What you are asked to do: Give the entries again exactly, every one of them.

Input material:
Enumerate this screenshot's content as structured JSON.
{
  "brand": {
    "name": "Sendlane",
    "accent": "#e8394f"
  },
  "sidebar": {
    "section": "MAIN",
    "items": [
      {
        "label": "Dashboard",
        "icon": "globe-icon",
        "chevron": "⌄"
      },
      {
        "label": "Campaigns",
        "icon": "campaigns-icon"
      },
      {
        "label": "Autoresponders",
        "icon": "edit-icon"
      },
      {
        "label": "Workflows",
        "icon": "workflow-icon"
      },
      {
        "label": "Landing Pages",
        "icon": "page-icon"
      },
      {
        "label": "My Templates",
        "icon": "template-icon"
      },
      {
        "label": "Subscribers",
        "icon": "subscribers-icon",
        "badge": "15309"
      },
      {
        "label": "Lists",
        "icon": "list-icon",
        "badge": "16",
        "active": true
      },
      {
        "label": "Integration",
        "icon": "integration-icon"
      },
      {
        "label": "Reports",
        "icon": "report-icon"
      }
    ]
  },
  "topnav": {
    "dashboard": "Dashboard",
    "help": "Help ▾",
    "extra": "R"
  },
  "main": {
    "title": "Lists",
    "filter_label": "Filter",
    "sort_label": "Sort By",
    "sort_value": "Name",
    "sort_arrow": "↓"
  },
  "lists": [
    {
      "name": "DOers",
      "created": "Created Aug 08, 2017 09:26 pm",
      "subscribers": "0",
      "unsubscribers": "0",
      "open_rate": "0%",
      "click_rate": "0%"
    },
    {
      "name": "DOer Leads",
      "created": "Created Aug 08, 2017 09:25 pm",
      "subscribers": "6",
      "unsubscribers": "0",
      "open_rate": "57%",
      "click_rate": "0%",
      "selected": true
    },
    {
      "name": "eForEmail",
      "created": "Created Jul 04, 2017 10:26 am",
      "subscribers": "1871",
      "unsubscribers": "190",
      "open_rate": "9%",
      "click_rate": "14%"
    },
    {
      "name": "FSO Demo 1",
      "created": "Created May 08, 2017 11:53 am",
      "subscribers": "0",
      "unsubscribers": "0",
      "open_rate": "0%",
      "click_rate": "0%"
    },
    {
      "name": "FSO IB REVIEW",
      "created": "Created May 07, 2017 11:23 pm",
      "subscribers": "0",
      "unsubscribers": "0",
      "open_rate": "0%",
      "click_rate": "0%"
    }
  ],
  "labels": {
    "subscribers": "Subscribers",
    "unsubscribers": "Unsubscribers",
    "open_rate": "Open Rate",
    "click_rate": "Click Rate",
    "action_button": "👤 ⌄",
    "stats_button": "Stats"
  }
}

Expected output:
Enumerate this screenshot's content as structured JSON.
{
  "brand": {
    "name": "Sendlane",
    "accent": "#e8394f"
  },
  "sidebar": {
    "section": "MAIN",
    "items": [
      {
        "label": "Dashboard",
        "icon": "globe-icon",
        "chevron": "⌄"
      },
      {
        "label": "Campaigns",
        "icon": "campaigns-icon"
      },
      {
        "label": "Autoresponders",
        "icon": "edit-icon"
      },
      {
        "label": "Workflows",
        "icon": "workflow-icon"
      },
      {
        "label": "Landing Pages",
        "icon": "page-icon"
      },
      {
        "label": "My Templates",
        "icon": "template-icon"
      },
      {
        "label": "Subscribers",
        "icon": "subscribers-icon",
        "badge": "15309"
      },
      {
        "label": "Lists",
        "icon": "list-icon",
        "badge": "16",
        "active": true
      },
      {
        "label": "Integration",
        "icon": "integration-icon"
      },
      {
        "label": "Reports",
        "icon": "report-icon"
      }
    ]
  },
  "topnav": {
    "dashboard": "Dashboard",
    "help": "Help ▾",
    "extra": "R"
  },
  "main": {
    "title": "Lists",
    "filter_label": "Filter",
    "sort_label": "Sort By",
    "sort_value": "Name",
    "sort_arrow": "↓"
  },
  "lists": [
    {
      "name": "DOers",
      "created": "Created Aug 08, 2017 09:26 pm",
      "subscribers": "0",
      "unsubscribers": "0",
      "open_rate": "0%",
      "click_rate": "0%"
    },
    {
      "name": "DOer Leads",
      "created": "Created Aug 08, 2017 09:25 pm",
      "subscribers": "6",
      "unsubscribers": "0",
      "open_rate": "57%",
      "click_rate": "0%",
      "selected": true
    },
    {
      "name": "eForEmail",
      "created": "Created Jul 04, 2017 10:26 am",
      "subscribers": "1871",
      "unsubscribers": "190",
      "open_rate": "9%",
      "click_rate": "14%"
    },
    {
      "name": "FSO Demo 1",
      "created": "Created May 08, 2017 11:53 am",
      "subscribers": "0",
      "unsubscribers": "0",
      "open_rate": "0%",
      "click_rate": "0%"
    },
    {
      "name": "FSO IB REVIEW",
      "created": "Created May 07, 2017 11:23 pm",
      "subscribers": "0",
      "unsubscribers": "0",
      "open_rate": "0%",
      "click_rate": "0%"
    }
  ],
  "labels": {
    "subscribers": "Subscribers",
    "unsubscribers": "Unsubscribers",
    "open_rate": "Open Rate",
    "click_rate": "Click Rate",
    "action_button": "👤 ⌄",
    "stats_button": "Stats"
  }
}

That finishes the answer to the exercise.